----- Document text -----
Column Granularity = 32 * 8 = 32 Bytes
Row Granularity = 2 * 32 Bytes = 64 Bytes
TABLE III. ACCESS GRANULARITY WITH MODULE THREADING
|DRAM ||Burst Length ||Column Granularity ||Row Granularity ||tFAW Relax Window (Clocks)|
|DDR ||2 ||8 B ||16 B ||NA|
|DDR2 ||4 ||16 B ||32 B ||15-33.34|
|DDR3 ||8 ||32 B ||64 B ||32-64|
The reduction in access granularity is a boon for accesses of minimum size. A single column access results in bandwidth loss due to tRRD and if an application demands 32-bytes access granularity, it has to use the burst-chop option which will supply data at only 50% efficiency. However by adopting the dual threading, in both cases, 100% bandwidth can be achieved. Hence module threading is suitable for such applications that demand lower granularity as well as application that requires higher bandwidth.
B. Better DQ Utilization by Relaxing tRC, tRRD and tFAW Restrictions
In dual channel module threading, the access granularity and rate of bank activates become half. Each access in a dual channel module threading case is made over two consecutive column accesses, thus relaxing the tRC and tRRD limitations. This means to access same amount of data in dual threaded module, memory need to be accessed twice and will take twice number of clocks compared to classic module. This relaxes the tRC, tRRD and tFAW limitations.
----- Supplied entries -----
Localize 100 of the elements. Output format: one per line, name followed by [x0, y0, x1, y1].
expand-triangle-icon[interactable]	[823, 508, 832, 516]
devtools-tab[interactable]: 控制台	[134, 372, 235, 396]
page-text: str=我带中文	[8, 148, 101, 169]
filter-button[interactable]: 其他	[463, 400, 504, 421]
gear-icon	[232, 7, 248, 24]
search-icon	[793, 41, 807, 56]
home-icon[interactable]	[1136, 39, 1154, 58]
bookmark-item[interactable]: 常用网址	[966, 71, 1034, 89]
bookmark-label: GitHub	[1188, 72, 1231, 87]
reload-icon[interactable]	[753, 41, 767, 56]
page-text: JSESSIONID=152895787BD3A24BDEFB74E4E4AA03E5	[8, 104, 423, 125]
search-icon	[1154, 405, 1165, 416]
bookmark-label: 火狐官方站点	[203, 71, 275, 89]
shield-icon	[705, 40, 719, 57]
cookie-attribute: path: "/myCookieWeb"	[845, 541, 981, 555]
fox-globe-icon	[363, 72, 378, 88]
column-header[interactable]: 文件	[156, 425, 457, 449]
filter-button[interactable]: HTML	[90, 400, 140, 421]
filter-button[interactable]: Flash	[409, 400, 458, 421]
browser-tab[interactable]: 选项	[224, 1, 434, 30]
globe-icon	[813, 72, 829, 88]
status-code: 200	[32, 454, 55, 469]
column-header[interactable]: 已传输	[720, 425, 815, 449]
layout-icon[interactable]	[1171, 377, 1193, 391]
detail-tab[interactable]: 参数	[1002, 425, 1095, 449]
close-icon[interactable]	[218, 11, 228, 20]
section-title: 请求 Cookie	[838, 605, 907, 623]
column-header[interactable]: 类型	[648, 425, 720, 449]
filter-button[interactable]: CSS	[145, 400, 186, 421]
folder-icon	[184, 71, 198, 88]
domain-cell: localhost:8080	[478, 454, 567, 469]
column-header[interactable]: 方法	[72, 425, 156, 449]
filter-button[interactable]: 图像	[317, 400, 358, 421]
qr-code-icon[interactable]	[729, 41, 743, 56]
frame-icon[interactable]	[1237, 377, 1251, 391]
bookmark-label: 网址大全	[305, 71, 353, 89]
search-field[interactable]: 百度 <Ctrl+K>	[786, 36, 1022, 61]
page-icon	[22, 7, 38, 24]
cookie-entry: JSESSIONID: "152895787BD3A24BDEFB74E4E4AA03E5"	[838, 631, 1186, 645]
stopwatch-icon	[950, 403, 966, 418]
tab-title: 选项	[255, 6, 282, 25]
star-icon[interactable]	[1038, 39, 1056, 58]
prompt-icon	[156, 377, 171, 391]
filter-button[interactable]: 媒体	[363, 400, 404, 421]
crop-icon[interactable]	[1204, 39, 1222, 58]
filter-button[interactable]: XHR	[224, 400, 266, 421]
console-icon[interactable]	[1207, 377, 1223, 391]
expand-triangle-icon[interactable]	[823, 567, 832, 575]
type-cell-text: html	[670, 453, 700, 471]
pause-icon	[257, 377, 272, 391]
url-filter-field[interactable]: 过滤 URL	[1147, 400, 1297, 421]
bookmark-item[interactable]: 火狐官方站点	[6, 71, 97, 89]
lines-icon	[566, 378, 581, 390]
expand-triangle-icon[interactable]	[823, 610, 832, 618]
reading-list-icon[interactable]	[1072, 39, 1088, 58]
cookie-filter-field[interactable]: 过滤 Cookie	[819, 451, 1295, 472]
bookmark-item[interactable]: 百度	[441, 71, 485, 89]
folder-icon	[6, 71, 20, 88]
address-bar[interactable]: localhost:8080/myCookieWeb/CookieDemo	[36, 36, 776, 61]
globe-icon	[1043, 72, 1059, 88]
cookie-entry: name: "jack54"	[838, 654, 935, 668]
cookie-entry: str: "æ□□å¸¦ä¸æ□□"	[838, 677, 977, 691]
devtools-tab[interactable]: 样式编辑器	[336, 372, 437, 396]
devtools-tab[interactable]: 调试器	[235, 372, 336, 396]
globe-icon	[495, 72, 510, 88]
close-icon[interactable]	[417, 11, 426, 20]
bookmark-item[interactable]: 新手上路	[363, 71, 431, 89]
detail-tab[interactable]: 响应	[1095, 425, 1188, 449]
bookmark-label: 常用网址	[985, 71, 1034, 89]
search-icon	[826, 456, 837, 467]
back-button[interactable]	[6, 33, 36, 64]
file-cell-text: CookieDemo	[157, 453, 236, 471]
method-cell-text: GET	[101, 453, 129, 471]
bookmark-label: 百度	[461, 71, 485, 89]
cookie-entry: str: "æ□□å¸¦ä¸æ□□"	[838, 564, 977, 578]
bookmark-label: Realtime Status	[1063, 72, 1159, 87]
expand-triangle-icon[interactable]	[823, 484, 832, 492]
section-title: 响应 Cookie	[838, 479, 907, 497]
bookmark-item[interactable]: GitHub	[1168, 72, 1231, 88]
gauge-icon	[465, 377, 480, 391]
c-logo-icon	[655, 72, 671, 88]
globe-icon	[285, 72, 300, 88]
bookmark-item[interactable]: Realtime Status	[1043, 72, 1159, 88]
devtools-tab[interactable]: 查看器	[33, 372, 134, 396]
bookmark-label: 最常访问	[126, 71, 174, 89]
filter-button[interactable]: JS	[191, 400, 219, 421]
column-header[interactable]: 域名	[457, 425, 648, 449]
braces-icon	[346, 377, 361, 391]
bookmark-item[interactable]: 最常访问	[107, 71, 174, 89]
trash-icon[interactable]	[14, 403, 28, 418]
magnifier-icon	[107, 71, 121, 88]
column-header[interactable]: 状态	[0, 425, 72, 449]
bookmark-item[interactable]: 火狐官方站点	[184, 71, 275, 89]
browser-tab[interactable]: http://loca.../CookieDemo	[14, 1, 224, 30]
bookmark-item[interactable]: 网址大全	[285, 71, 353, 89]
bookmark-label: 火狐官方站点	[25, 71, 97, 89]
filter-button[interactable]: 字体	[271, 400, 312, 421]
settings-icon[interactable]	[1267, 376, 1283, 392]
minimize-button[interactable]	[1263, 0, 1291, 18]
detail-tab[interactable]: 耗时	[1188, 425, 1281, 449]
-----
• **Given exercise**
In the DRAM module threading passage, retype everything from "Column Granularity = 32" down to "requires higher bandwidth.". The rows have nothing to do with what you're asked here.

• **Full response**
Column Granularity = 32 * 8 = 32 Bytes
Row Granularity = 2 * 32 Bytes = 64 Bytes
TABLE III. ACCESS GRANULARITY WITH MODULE THREADING
|DRAM ||Burst Length ||Column Granularity ||Row Granularity ||tFAW Relax Window (Clocks)|
|DDR ||2 ||8 B ||16 B ||NA|
|DDR2 ||4 ||16 B ||32 B ||15-33.34|
|DDR3 ||8 ||32 B ||64 B ||32-64|
The reduction in access granularity is a boon for accesses of minimum size. A single column access results in bandwidth loss due to tRRD and if an application demands 32-bytes access granularity, it has to use the burst-chop option which will supply data at only 50% efficiency. However by adopting the dual threading, in both cases, 100% bandwidth can be achieved. Hence module threading is suitable for such applications that demand lower granularity as well as application that requires higher bandwidth.